● **OBJECTIVE**:
Repeat the listing that follows, character for character, minus the pictures.

● **AVAILABLE RECORDS**:
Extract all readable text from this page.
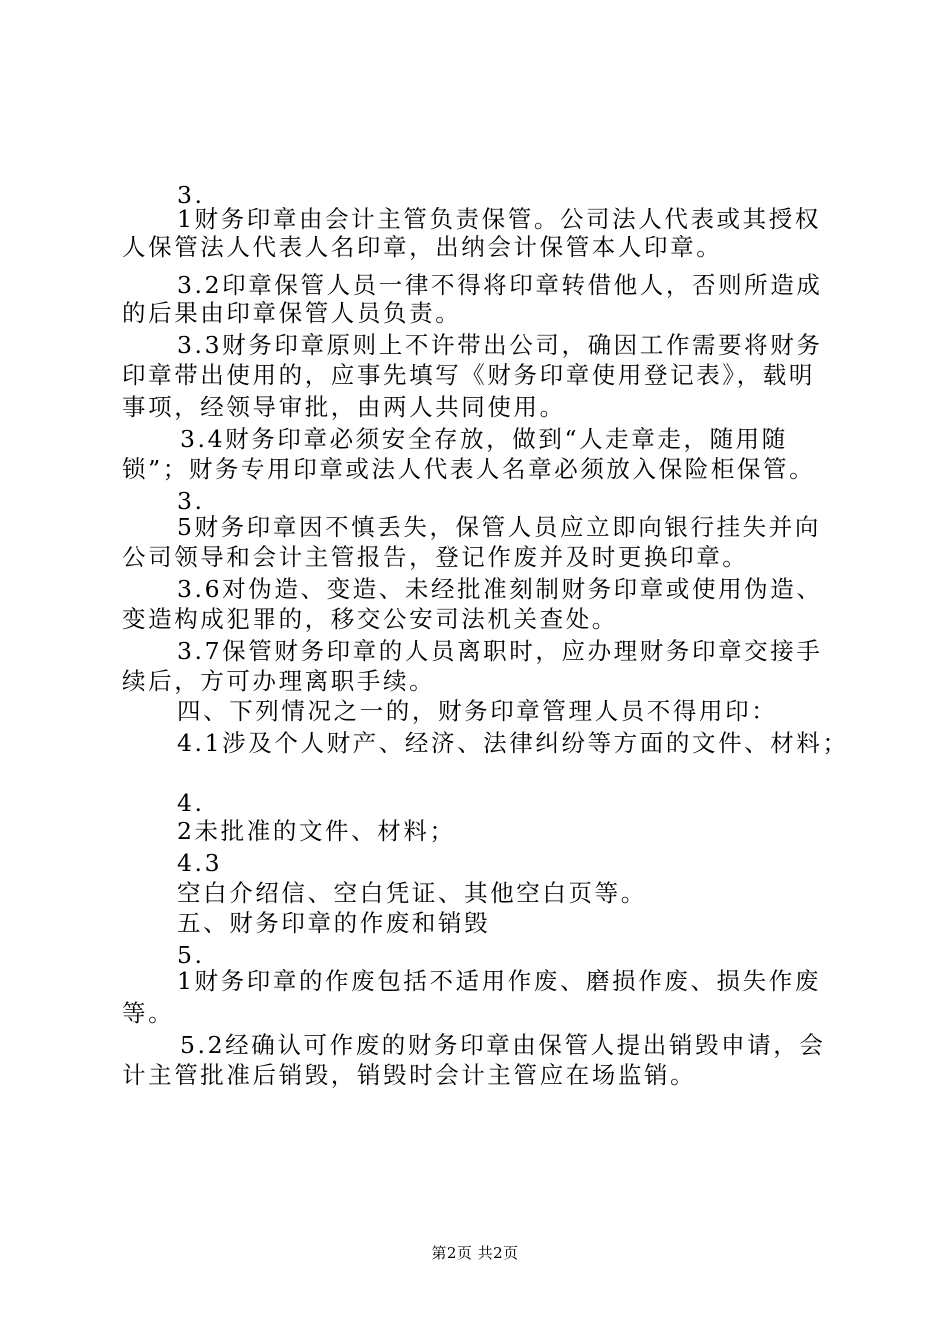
3.
1财务印章由会计主管负责保管。公司法人代表或其授权
人保管法人代表人名印章，出纳会计保管本人印章。
3.2印章保管人员一律不得将印章转借他人，否则所造成
的后果由印章保管人员负责。
3.3财务印章原则上不许带出公司，确因工作需要将财务
印章带出使用的，应事先填写《财务印章使用登记表》，载明
事项，经领导审批，由两人共同使用。
3.4财务印章必须安全存放，做到“人走章走，随用随
锁”；财务专用印章或法人代表人名章必须放入保险柜保管。
3.
5财务印章因不慎丢失，保管人员应立即向银行挂失并向
公司领导和会计主管报告，登记作废并及时更换印章。
3.6对伪造、变造、未经批准刻制财务印章或使用伪造、
变造构成犯罪的，移交公安司法机关查处。
3.7保管财务印章的人员离职时，应办理财务印章交接手
续后，方可办理离职手续。
四、下列情况之一的，财务印章管理人员不得用印：
4.1涉及个人财产、经济、法律纠纷等方面的文件、材料；
4.
2未批准的文件、材料；
4.3
空白介绍信、空白凭证、其他空白页等。
五、财务印章的作废和销毁
5.
1财务印章的作废包括不适用作废、磨损作废、损失作废
等。
5.2经确认可作废的财务印章由保管人提出销毁申请，会
计主管批准后销毁，销毁时会计主管应在场监销。
第2页 共2页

● **SOLVED PROBLEM**:
Extract all readable text from this page.
3.
1财务印章由会计主管负责保管。公司法人代表或其授权
人保管法人代表人名印章，出纳会计保管本人印章。
3.2印章保管人员一律不得将印章转借他人，否则所造成
的后果由印章保管人员负责。
3.3财务印章原则上不许带出公司，确因工作需要将财务
印章带出使用的，应事先填写《财务印章使用登记表》，载明
事项，经领导审批，由两人共同使用。
3.4财务印章必须安全存放，做到“人走章走，随用随
锁”；财务专用印章或法人代表人名章必须放入保险柜保管。
3.
5财务印章因不慎丢失，保管人员应立即向银行挂失并向
公司领导和会计主管报告，登记作废并及时更换印章。
3.6对伪造、变造、未经批准刻制财务印章或使用伪造、
变造构成犯罪的，移交公安司法机关查处。
3.7保管财务印章的人员离职时，应办理财务印章交接手
续后，方可办理离职手续。
四、下列情况之一的，财务印章管理人员不得用印：
4.1涉及个人财产、经济、法律纠纷等方面的文件、材料；
4.
2未批准的文件、材料；
4.3
空白介绍信、空白凭证、其他空白页等。
五、财务印章的作废和销毁
5.
1财务印章的作废包括不适用作废、磨损作废、损失作废
等。
5.2经确认可作废的财务印章由保管人提出销毁申请，会
计主管批准后销毁，销毁时会计主管应在场监销。
第2页 共2页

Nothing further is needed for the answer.